-- REQUIREMENT --
Bring together all lines of the material below that contain the string "date".

Figure content listings:
⟨

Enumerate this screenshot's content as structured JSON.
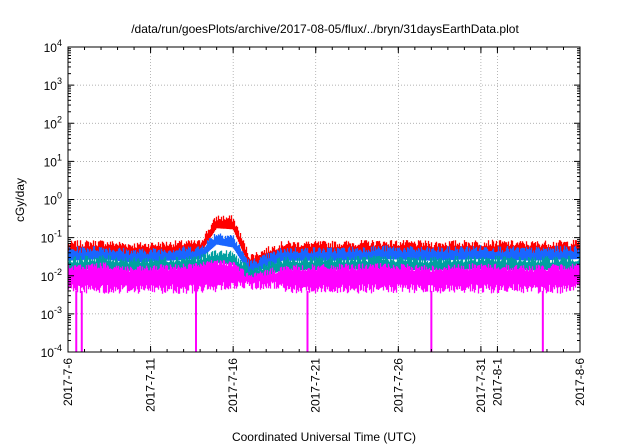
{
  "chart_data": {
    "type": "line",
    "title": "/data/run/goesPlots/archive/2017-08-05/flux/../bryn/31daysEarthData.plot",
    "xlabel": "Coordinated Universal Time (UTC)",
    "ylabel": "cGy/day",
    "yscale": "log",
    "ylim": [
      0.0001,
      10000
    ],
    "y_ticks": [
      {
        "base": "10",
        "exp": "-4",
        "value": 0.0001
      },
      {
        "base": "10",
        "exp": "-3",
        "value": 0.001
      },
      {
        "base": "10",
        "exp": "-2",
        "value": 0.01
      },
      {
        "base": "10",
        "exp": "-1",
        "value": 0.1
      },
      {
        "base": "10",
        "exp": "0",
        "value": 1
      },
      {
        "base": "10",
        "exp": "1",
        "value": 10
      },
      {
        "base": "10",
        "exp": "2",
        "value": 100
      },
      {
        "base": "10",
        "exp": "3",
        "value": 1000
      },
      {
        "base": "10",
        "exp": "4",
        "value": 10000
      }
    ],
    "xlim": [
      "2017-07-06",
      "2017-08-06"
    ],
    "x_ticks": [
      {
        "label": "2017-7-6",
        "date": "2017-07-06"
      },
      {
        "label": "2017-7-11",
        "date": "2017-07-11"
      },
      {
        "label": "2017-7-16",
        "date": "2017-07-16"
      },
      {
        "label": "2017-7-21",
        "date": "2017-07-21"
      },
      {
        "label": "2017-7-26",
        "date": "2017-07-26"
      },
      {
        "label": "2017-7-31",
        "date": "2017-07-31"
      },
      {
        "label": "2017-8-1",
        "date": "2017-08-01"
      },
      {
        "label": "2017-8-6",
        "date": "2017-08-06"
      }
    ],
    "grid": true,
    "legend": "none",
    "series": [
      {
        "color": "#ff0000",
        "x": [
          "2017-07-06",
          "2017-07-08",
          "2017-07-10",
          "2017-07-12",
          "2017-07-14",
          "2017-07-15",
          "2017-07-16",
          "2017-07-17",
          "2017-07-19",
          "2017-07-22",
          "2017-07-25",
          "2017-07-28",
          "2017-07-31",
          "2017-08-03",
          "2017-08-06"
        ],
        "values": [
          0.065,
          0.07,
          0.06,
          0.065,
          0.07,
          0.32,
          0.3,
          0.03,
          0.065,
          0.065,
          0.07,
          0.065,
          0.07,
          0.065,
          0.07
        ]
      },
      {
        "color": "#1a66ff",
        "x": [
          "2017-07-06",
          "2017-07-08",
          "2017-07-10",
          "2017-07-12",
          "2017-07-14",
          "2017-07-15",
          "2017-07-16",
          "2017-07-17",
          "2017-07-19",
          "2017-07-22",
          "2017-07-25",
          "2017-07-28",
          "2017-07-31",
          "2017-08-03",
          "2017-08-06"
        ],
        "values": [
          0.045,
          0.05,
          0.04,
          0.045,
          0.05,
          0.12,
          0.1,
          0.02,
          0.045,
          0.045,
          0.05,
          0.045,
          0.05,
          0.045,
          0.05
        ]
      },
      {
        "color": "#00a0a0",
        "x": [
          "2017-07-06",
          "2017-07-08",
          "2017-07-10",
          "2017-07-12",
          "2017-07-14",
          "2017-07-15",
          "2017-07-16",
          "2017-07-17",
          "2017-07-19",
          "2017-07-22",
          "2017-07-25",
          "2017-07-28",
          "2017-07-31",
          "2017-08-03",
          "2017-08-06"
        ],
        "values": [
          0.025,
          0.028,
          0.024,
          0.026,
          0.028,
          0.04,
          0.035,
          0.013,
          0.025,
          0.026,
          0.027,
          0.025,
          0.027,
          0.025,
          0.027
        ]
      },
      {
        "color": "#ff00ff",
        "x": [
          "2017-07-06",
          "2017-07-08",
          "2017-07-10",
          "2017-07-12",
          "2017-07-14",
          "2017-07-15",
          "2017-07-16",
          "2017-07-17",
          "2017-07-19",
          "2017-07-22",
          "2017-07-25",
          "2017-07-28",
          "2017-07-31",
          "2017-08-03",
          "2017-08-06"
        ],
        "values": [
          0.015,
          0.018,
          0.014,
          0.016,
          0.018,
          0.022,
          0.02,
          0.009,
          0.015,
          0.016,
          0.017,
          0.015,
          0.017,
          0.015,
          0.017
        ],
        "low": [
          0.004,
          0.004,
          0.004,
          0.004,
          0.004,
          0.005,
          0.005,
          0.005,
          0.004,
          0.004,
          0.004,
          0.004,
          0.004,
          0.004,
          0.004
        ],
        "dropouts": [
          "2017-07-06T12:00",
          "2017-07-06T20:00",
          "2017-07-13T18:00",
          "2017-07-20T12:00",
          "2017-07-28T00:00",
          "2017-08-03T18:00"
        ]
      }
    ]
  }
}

⟩

-- OUTPUT FOR THIS EXERCISE --
        "date": "2017-07-06"
        "date": "2017-07-11"
        "date": "2017-07-16"
        "date": "2017-07-21"
        "date": "2017-07-26"
        "date": "2017-07-31"
        "date": "2017-08-01"
        "date": "2017-08-06"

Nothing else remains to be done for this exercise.